You recall that a Sudoku cannot contain a BUG, because a BUG is a Deadly Pattern which would cause a puzzle to have no solution at all, whereas a Sudoku is guaranteed to have exactly one Solution.

Now, in order for the BUG+2 above not to degenerate into a BUG, at least one of the two Heroes must be true. We can make use of that fact to derive a very useful result.

We're going to make two different arguments that lead to the desired result. (You don't need both arguments — either one suffices.)

Same BUG+2 as above: exploitation.

There are two Heroes, and they both happen to be 4. At least one of these two Heroes must be true.

Consensus: If either 4 Hero is true, the 4 in the purple Cell gets killed. So we have agreement, and we can in fact kill the 4 in the purple Cell.

Now we'll start all over with a different argument.

Troublemaker: what if the 4 in the purple Cell were true? It would kill both the 4 Heroes. But you can't kill all the Heroes, because that would make the BUG+2 become a BUG (which would mean that the Sudoku has no solution, which is never the case). So we eliminate the Troublemaker — we kill the 4 in the purple Cell.

Killing the 4 in the purple Cell (and crowning the 5) unleashes a series of moves which cracks the Sudoku. So the BUG+2 Tactic turns out to be exceedingly effective.

We used two different arguments:

Consensus: if the assumed truth of every Hero (one by one) implies that one specific candie in one specific Cell is killed, then that candie must be killed (since at least one of the Heroes must be true).
Troublemaker: if some candie's being true would mean that all the Heroes were killed, then that candie must be false (since at least one of the Heroes must be true).

» Objectives
a - Answer these questions from the Sudoku passage:
(i) Which digit are both Heroes?
(ii) Which candidate is crowned in the purple Cell once the 4 there is killed?
(iii) Why can a Sudoku not contain a BUG?
b - For each statement, say whether it agrees with the Sudoku passage, and quote the words that decide it:
(i) Both arguments are required to reach the result.
(ii) Killing the 4 in the purple Cell leads to the Sudoku being solved.
(iii) In the BUG+2, both Heroes may turn out to be false.
c - Carry the Sudoku passage forward, starting right after its final sentence.

» Entries shown
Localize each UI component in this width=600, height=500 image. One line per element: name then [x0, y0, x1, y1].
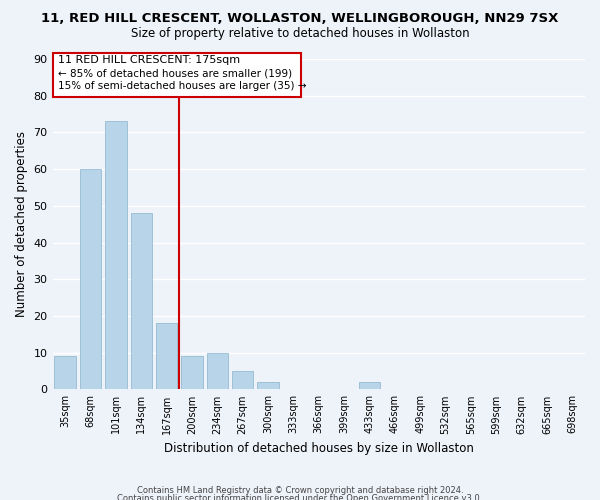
Bar: [232, 371, 253, 390]
Text: 11, RED HILL CRESCENT, WOLLASTON, WELLINGBOROUGH, NN29 7SX: 11, RED HILL CRESCENT, WOLLASTON, WELLIN…: [41, 12, 559, 26]
Text: Size of property relative to detached houses in Wollaston: Size of property relative to detached ho…: [131, 28, 469, 40]
Bar: [156, 324, 178, 390]
X-axis label: Distribution of detached houses by size in Wollaston: Distribution of detached houses by size …: [164, 442, 474, 455]
Bar: [55, 356, 76, 390]
Bar: [257, 382, 279, 390]
Y-axis label: Number of detached properties: Number of detached properties: [15, 131, 28, 317]
Bar: [206, 352, 228, 390]
Text: 11 RED HILL CRESCENT: 175sqm: 11 RED HILL CRESCENT: 175sqm: [58, 55, 240, 65]
Bar: [105, 122, 127, 390]
FancyBboxPatch shape: [53, 54, 301, 98]
Text: Contains HM Land Registry data © Crown copyright and database right 2024.: Contains HM Land Registry data © Crown c…: [137, 486, 463, 495]
Bar: [80, 169, 101, 390]
Text: ← 85% of detached houses are smaller (199): ← 85% of detached houses are smaller (19…: [58, 68, 292, 78]
Bar: [359, 382, 380, 390]
Text: 15% of semi-detached houses are larger (35) →: 15% of semi-detached houses are larger (…: [58, 81, 306, 91]
Bar: [131, 213, 152, 390]
Text: Contains public sector information licensed under the Open Government Licence v3: Contains public sector information licen…: [118, 494, 482, 500]
Bar: [181, 356, 203, 390]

» Written answers
a -
(i) Both Heroes are 4.
(ii) The 5 is crowned.
(iii) A BUG is a Deadly Pattern that would leave the puzzle with no solution at all, but a Sudoku is guaranteed to have exactly one solution.

b -
(i) No: "You don't need both arguments — either one suffices."
(ii) Yes: "Killing the 4 in the purple Cell (and crowning the 5) unleashes a series of moves which cracks the Sudoku."
(iii) No: "at least one of the two Heroes must be true."

c -
You can see that the Consensus approach and the Troublemaker approach are logically equivalent, and of course you only need to use one of them. In simple cases, both approaches are obvious. But in more complex situations, one of the two approaches may be easier than the other.

In practice, Consensus is sometimes harder, since you might not see what candie all the Heroes would kill, and you have to keep adjusting your sights to find it.

For the Troublemaker approach, of course you don't know which candie will be a good Troublemaker, but you know what your objective is — to find a Troublemaker that kills all the Heroes — so you can try likely Troublemakers and quickly discard the ones that get you nowhere.

I tend to favour the Troublemaker approach, but we'll do one more BUG+2 example using both approaches:

BUG+2: verification.

Consider the {356} blue Cell: in that Cell's Block, in its Row, and in its Column, the 6 is a Triplet (all the other candies are Twins). So it looks like the 6 is a Hero.

But we have to check the other {674} Cell: this time, it's the 4 that's a Triplet in all three of its Houses (the other candies being Twins).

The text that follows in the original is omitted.